FRAGMENTO PARA LEER:
....

Crónica de una gorda fuega
Por Jimena Magalí para Ardea
María del Mar Ramón, en su libro Coger y comer sin culpa, dice:
Amarnos a nosotras mismas no puede ser una obligación, contrafáctica, en un mundo que no ha hecho más que decirnos que nosotras somos incorrectas e inadecuadas.
No nacemos odiando nuestro cuerpo, es el resultado de una suma de factores que influyen desde que tenemos uso de razón. Porque antes de que aquel compañerito de primaria te dijera gorda chancha, antes, mucho antes, nos había tocado escuchar los comentarios sin filtro que tías, abuelas y todo adulto que se creyera con autoridad vertiera acerca de nuestros cuerpos. “Es muy alta”, “es muy baja”, “la dejás comer eso”, “mirá esa pancita”, “qué grandota”, “ah, pero qué maciza”, “¿cuánto pesa?”. Así, como un veneno para nada silencioso, se va colando en nuestro inconsciente el modelo de niña perfecta y desde muy, pero muy pequeñas, lidiamos con la formación de una cultura que nos moldea para su consumo.

....

Registros tomados de un conjunto de datos
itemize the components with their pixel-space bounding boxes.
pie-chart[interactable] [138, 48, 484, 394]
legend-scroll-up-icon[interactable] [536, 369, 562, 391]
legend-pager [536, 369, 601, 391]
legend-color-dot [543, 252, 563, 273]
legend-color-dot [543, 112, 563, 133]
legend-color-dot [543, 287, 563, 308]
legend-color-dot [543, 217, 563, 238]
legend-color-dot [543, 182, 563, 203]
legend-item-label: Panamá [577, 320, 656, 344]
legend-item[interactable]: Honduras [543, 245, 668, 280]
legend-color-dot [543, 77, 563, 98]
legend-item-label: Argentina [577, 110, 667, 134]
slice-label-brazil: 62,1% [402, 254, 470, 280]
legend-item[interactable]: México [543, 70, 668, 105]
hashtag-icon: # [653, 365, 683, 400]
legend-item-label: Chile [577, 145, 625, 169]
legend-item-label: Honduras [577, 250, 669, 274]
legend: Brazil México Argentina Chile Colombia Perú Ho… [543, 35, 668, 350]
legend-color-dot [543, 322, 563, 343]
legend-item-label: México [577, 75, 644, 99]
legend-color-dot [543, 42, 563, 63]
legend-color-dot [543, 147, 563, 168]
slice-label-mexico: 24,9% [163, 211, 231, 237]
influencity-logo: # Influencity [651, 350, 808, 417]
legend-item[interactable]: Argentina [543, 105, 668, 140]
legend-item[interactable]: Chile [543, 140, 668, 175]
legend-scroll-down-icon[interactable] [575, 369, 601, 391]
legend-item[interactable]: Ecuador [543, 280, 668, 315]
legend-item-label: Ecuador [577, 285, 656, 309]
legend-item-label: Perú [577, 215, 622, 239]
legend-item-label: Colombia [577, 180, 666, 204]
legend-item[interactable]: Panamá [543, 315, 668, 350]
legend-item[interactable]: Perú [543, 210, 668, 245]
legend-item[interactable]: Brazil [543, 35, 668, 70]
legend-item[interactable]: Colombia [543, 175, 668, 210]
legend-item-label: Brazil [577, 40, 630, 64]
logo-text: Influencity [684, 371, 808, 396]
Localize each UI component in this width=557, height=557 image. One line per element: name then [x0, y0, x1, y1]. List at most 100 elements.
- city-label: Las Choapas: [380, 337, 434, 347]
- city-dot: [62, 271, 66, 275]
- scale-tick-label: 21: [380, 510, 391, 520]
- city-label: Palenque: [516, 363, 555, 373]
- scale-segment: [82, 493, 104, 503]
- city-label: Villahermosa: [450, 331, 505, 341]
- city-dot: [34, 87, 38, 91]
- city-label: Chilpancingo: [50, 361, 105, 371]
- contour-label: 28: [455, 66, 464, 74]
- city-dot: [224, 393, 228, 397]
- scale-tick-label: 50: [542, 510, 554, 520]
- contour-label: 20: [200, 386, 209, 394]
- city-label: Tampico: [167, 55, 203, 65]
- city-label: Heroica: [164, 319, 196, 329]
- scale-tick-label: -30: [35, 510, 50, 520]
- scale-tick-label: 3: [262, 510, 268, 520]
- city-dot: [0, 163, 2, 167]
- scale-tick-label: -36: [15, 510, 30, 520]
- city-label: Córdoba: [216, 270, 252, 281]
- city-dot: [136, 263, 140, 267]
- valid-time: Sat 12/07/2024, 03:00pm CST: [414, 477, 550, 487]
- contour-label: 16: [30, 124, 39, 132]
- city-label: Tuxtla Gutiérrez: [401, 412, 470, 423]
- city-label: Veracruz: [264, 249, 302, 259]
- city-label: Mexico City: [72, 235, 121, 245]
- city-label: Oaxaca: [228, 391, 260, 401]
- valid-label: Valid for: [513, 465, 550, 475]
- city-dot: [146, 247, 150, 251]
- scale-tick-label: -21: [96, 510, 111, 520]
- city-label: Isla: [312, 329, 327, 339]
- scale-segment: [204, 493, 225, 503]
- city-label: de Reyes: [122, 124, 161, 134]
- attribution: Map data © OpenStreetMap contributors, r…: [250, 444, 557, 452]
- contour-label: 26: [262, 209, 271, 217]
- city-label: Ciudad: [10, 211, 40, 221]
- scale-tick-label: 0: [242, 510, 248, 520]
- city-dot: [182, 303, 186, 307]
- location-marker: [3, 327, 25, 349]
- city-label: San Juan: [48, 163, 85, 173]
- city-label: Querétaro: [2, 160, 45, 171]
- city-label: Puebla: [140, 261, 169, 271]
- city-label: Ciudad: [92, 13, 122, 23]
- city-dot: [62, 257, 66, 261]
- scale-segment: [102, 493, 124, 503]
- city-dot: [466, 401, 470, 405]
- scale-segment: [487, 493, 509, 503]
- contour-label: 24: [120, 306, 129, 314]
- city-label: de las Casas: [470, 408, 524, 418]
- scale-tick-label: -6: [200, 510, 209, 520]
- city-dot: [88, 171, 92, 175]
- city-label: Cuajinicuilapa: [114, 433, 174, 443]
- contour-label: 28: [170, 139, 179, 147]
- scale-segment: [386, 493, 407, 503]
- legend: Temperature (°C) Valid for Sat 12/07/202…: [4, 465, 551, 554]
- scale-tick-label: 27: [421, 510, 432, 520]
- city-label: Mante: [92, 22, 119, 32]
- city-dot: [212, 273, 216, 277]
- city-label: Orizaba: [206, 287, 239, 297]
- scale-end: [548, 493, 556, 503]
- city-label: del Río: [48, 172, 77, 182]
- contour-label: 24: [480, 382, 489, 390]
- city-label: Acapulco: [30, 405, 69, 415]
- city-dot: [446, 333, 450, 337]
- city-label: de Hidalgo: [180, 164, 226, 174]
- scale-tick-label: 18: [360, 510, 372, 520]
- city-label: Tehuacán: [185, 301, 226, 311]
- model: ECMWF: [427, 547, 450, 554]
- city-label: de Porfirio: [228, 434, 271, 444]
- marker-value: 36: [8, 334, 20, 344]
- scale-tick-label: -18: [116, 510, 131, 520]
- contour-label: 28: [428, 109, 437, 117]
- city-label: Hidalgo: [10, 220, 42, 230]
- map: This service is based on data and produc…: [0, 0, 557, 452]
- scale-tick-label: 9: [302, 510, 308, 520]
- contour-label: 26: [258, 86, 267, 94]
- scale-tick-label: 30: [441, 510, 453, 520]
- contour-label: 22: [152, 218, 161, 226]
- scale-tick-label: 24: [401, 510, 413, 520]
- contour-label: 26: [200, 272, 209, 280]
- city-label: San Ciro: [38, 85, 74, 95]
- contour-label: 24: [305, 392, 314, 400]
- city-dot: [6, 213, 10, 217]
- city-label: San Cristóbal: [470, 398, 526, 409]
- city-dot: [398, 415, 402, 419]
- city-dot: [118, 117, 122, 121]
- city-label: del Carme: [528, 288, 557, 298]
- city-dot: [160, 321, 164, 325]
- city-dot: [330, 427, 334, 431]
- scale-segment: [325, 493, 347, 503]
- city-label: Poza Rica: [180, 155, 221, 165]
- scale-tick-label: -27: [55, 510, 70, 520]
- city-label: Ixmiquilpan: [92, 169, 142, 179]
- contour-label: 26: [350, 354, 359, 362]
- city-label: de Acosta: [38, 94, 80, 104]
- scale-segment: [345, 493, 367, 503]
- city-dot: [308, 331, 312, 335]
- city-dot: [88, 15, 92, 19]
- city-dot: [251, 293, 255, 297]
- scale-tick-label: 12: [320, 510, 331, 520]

....

TAREA ASIGNADA A: Según la crónica, ¿en qué libro escribe María del Mar Ramón la cita que se reproduce?
TAREA ASIGNADA B: Devuelva el pasaje de la crónica que empieza en las palabras "No nacemos odiando" y concluye tras "para su consumo.", sin alterar nada.
TAREA ASIGNADA C: Prosiga la crónica sobre la relación con el propio cuerpo a partir de donde se interrumpe.

RESPUESTA ESPERADA A: En Coger y comer sin culpa.

RESPUESTA ESPERADA B:
No nacemos odiando nuestro cuerpo, es el resultado de una suma de factores que influyen desde que tenemos uso de razón. Porque antes de que aquel compañerito de primaria te dijera gorda chancha, antes, mucho antes, nos había tocado escuchar los comentarios sin filtro que tías, abuelas y todo adulto que se creyera con autoridad vertiera acerca de nuestros cuerpos. “Es muy alta”, “es muy baja”, “la dejás comer eso”, “mirá esa pancita”, “qué grandota”, “ah, pero qué maciza”, “¿cuánto pesa?”. Así, como un veneno para nada silencioso, se va colando en nuestro inconsciente el modelo de niña perfecta y desde muy, pero muy pequeñas, lidiamos con la formación de una cultura que nos moldea para su consumo.

RESPUESTA ESPERADA C:
Es en la mirada del otro que empieza a desarrollarse la imagen que tenemos de nosotras. ¿Cómo sería si estuviéramos libres de prejuicios? ¿En qué nos fijaríamos cuando nos miramos al espejo? ¿Por qué nos cuesta tanto tratarnos como a alguien a quien amamos?
¿Cuándo fue la primera vez que tuviste la certeza de que tu cuerpo no encajaba en los estándares de belleza? Esto es lo que me pasó a mí, es personal, pero es en la coincidencia de las aristas de nuestros relatos donde encontramos lo colectivo.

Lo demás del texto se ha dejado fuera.